*DATASET ROWS*:
§
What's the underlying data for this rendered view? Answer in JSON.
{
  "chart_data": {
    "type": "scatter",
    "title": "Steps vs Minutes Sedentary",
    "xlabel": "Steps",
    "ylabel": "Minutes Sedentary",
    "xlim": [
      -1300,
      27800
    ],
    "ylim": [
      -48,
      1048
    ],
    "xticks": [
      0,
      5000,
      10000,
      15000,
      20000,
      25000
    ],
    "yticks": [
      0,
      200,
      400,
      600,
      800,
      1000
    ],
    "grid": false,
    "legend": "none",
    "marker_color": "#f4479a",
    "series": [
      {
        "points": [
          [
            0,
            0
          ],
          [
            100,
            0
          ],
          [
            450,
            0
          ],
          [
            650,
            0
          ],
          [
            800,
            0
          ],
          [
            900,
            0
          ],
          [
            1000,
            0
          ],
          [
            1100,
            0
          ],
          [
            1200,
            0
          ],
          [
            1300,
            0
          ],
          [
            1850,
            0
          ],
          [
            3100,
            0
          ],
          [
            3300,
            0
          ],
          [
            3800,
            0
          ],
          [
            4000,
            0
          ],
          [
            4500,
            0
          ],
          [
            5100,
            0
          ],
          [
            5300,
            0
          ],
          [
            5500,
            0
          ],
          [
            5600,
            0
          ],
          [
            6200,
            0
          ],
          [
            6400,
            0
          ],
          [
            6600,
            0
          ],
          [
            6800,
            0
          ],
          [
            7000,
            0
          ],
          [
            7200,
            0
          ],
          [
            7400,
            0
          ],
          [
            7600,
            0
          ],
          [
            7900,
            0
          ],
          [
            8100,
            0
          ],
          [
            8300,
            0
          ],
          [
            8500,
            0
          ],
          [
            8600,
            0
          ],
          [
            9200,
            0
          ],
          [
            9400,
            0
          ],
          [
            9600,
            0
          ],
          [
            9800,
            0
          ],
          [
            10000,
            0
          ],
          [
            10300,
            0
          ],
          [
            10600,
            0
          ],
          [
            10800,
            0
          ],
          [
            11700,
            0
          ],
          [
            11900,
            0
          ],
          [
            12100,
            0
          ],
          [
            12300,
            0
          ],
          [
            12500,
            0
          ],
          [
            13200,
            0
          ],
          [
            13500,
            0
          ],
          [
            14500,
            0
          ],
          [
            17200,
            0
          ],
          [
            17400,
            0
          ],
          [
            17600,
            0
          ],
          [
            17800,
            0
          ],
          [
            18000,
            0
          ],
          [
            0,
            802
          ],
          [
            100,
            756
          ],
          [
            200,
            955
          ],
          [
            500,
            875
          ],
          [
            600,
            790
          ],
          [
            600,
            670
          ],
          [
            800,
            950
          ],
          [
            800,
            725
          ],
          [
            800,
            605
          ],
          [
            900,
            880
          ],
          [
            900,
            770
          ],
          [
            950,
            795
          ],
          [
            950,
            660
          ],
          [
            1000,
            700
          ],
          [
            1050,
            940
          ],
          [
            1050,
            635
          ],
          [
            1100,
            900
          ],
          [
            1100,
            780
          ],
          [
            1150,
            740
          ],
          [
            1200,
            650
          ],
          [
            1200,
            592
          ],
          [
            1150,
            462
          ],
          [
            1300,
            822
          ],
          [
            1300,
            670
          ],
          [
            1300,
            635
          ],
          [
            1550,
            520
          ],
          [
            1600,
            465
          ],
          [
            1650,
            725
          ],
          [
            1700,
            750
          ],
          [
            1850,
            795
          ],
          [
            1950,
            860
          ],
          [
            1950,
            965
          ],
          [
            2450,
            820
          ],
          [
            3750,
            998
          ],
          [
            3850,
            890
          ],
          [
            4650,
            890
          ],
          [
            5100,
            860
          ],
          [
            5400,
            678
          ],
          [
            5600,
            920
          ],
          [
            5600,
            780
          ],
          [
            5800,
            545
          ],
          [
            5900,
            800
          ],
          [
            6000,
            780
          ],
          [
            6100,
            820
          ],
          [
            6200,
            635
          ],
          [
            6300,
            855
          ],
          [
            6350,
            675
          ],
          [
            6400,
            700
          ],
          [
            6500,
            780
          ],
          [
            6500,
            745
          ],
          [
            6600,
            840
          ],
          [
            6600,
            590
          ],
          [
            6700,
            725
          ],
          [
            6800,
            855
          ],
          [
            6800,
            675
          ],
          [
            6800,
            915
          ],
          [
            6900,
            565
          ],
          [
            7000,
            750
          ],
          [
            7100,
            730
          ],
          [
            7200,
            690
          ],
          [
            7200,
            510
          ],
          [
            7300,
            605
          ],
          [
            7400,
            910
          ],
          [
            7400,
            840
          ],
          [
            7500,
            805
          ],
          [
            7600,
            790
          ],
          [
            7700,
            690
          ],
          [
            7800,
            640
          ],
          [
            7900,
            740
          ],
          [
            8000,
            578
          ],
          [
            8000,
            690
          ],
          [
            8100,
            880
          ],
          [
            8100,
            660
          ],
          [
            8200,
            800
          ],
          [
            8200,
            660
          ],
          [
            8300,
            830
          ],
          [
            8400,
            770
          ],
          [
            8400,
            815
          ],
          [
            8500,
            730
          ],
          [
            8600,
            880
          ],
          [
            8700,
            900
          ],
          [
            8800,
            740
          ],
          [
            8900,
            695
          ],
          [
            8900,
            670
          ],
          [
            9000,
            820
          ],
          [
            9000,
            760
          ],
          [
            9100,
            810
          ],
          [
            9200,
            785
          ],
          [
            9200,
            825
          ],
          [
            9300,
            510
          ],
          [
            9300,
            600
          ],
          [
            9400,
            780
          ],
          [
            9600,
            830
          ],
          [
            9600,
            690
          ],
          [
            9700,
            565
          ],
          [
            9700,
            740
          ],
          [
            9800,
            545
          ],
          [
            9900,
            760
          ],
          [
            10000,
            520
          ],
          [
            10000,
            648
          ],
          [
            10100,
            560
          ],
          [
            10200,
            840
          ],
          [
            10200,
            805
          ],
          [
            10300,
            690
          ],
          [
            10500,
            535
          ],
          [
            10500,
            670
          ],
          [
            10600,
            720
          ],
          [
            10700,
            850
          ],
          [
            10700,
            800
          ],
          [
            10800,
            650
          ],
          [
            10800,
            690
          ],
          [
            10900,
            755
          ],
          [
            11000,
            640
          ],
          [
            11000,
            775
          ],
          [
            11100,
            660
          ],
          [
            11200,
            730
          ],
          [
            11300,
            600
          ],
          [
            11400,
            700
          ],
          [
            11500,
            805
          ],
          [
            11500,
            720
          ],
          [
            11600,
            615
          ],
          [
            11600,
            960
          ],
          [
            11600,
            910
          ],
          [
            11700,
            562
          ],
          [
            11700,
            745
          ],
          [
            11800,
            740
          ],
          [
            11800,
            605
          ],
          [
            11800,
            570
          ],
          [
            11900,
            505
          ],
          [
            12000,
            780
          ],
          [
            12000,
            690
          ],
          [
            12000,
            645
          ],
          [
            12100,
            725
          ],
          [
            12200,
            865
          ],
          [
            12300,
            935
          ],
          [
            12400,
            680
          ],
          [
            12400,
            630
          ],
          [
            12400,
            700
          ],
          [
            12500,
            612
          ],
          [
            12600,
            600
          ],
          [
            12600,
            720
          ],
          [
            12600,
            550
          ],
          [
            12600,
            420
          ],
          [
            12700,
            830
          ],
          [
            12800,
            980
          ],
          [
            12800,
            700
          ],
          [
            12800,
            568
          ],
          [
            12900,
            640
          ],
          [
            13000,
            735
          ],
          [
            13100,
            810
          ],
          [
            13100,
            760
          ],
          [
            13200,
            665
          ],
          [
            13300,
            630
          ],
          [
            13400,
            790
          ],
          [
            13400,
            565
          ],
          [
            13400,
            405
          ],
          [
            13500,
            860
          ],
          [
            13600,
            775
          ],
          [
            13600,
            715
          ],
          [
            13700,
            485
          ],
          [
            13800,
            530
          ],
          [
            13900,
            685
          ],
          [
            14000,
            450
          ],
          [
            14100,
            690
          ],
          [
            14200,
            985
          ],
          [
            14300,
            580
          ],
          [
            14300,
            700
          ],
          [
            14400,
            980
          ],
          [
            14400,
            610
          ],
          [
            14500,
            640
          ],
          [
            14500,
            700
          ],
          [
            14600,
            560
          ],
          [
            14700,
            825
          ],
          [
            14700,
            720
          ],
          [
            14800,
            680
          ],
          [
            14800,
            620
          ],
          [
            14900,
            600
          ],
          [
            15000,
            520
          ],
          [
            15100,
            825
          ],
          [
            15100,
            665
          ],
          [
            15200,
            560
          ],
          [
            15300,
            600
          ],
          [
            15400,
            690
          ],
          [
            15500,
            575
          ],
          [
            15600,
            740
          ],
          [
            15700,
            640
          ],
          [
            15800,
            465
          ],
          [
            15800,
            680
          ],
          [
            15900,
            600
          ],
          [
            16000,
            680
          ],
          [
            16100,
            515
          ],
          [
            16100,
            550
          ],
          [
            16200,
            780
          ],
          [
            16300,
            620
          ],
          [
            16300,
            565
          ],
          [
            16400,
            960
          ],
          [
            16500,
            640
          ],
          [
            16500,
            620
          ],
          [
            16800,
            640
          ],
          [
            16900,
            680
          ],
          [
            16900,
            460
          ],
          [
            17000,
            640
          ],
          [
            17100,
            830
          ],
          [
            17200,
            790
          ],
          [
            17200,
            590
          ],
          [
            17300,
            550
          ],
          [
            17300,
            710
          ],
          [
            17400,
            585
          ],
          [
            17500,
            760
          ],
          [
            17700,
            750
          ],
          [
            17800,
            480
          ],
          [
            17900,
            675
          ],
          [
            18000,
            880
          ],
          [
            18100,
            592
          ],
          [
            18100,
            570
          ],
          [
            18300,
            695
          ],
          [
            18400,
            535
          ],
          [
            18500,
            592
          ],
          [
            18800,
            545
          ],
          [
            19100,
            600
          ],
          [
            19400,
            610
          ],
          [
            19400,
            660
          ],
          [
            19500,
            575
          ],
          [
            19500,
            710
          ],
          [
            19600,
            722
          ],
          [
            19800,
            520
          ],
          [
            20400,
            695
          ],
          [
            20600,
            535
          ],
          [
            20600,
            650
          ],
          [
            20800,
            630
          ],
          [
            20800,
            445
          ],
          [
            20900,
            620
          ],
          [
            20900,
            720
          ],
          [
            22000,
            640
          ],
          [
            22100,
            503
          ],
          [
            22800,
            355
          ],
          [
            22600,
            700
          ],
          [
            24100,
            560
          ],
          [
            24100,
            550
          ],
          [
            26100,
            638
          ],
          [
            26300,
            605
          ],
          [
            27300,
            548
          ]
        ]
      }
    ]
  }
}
§
*YOUR TASK*: Of the lines in the material, how many hold the word "Steps"? Reply with the number only.

*EXERCISE ANSWER*: 2